> _Directions for this task_
Filter the listing below down to the lines with the word "richness" and copy those.

> _Information provided_

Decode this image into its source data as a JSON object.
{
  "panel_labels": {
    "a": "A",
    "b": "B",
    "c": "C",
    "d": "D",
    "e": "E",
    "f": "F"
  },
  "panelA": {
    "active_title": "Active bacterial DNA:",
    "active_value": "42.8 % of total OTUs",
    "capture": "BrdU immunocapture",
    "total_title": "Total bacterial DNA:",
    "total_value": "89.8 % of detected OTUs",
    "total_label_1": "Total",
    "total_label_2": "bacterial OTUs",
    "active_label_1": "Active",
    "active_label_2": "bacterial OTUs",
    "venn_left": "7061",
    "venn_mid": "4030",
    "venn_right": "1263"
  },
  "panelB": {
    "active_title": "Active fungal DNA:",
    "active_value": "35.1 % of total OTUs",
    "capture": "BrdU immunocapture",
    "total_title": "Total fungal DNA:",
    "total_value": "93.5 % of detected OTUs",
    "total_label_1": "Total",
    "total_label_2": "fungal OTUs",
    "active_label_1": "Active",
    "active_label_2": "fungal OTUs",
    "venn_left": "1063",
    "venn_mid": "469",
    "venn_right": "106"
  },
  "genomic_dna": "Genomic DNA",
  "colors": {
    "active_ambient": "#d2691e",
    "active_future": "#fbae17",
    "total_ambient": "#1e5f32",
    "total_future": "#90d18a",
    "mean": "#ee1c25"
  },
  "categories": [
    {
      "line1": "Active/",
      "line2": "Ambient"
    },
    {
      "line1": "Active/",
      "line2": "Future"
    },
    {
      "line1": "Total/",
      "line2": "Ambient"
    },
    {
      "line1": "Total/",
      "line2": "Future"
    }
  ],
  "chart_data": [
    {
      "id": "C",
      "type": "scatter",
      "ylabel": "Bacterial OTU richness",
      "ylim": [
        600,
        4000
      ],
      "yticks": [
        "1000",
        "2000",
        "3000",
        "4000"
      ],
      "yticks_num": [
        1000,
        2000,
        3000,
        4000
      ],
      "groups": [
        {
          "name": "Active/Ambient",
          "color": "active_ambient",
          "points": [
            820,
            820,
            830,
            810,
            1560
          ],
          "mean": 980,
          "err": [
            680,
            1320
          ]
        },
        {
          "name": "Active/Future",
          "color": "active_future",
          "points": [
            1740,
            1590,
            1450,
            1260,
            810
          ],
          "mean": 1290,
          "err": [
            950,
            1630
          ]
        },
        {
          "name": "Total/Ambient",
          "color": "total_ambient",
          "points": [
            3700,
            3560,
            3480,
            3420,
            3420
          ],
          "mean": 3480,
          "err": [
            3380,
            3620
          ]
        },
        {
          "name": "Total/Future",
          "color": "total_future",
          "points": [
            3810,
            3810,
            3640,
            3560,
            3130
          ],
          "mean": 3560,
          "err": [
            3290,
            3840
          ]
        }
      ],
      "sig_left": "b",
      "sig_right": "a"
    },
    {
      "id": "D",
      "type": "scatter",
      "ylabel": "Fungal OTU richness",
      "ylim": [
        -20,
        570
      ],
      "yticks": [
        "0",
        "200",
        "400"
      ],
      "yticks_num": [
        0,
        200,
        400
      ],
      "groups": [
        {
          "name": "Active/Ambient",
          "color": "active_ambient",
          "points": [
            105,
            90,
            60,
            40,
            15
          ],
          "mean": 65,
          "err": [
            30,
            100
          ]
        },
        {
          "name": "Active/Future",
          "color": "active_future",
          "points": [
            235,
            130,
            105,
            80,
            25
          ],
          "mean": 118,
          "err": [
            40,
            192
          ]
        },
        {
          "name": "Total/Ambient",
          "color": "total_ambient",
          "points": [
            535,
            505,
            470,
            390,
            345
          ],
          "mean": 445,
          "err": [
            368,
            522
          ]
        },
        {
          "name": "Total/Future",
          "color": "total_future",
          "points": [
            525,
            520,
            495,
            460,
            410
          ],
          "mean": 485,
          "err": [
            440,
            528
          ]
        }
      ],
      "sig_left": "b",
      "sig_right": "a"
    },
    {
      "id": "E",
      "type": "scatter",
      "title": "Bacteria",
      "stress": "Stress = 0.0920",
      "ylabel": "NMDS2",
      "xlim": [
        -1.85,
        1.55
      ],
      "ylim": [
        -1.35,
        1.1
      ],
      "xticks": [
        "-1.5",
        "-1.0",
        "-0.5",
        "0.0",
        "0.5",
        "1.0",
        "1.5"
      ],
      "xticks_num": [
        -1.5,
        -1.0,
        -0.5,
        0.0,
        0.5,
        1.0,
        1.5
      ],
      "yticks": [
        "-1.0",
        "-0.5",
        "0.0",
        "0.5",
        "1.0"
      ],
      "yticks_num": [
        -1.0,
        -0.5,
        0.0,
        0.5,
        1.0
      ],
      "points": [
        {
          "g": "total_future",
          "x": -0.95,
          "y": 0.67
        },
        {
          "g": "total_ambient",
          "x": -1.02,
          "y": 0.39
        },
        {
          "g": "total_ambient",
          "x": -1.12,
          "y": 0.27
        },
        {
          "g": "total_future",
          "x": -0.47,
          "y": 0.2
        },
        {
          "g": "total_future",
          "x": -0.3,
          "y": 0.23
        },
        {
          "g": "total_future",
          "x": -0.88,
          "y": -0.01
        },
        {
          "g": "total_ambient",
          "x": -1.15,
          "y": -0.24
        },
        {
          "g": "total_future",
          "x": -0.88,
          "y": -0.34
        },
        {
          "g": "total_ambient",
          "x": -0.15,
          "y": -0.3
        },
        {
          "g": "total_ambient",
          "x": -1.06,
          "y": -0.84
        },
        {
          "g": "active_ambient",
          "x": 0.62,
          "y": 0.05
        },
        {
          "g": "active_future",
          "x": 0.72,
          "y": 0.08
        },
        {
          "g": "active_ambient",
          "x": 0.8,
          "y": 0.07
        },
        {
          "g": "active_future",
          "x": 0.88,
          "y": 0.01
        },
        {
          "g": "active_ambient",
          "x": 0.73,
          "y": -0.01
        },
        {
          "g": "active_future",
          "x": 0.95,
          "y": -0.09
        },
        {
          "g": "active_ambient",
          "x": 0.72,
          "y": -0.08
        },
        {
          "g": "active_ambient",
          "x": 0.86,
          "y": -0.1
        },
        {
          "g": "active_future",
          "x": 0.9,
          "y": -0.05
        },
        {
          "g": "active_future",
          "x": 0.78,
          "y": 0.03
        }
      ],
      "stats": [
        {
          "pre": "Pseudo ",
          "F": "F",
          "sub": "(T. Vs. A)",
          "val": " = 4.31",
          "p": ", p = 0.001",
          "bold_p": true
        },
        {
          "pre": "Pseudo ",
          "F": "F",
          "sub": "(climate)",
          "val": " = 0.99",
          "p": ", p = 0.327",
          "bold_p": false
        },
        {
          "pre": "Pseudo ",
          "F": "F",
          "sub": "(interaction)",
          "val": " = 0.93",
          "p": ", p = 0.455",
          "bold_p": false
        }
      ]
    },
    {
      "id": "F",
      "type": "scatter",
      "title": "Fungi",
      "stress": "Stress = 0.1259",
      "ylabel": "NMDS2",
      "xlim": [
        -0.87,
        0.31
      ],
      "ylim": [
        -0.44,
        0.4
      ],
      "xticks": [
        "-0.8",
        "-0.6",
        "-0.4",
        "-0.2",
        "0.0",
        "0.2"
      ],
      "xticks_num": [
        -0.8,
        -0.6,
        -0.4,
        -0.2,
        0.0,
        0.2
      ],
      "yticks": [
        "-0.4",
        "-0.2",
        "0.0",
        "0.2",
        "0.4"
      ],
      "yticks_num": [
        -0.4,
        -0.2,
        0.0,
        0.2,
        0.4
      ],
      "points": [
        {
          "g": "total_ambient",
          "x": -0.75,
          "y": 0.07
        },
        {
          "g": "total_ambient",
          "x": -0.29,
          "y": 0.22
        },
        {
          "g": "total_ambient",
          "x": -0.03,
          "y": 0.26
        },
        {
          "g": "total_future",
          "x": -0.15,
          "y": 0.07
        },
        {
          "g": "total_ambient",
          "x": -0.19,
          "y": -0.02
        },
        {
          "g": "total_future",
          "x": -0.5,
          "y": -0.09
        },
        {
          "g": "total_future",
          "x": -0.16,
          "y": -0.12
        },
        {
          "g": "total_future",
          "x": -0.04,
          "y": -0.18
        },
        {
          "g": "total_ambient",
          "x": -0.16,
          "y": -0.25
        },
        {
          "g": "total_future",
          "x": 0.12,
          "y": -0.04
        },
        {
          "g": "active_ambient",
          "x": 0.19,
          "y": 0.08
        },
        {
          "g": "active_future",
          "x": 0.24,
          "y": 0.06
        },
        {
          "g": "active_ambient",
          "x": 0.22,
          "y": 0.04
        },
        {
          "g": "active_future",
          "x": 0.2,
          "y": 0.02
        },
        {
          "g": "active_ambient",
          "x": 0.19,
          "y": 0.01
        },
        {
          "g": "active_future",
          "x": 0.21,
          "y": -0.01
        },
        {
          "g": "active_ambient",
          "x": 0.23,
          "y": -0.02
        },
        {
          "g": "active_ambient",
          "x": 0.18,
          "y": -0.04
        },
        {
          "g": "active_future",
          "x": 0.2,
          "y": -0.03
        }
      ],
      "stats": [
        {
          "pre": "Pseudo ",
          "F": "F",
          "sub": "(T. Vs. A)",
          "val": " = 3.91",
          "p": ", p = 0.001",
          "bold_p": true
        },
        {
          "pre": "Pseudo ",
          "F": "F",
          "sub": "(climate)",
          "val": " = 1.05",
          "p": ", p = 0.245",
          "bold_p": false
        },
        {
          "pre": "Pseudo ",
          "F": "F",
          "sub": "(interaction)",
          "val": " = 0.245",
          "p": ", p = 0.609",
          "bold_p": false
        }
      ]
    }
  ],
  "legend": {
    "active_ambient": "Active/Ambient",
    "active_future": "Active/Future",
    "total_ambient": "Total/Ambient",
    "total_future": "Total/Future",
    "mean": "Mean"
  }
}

> _Response box_
      "ylabel": "Bacterial OTU richness",
      "ylabel": "Fungal OTU richness",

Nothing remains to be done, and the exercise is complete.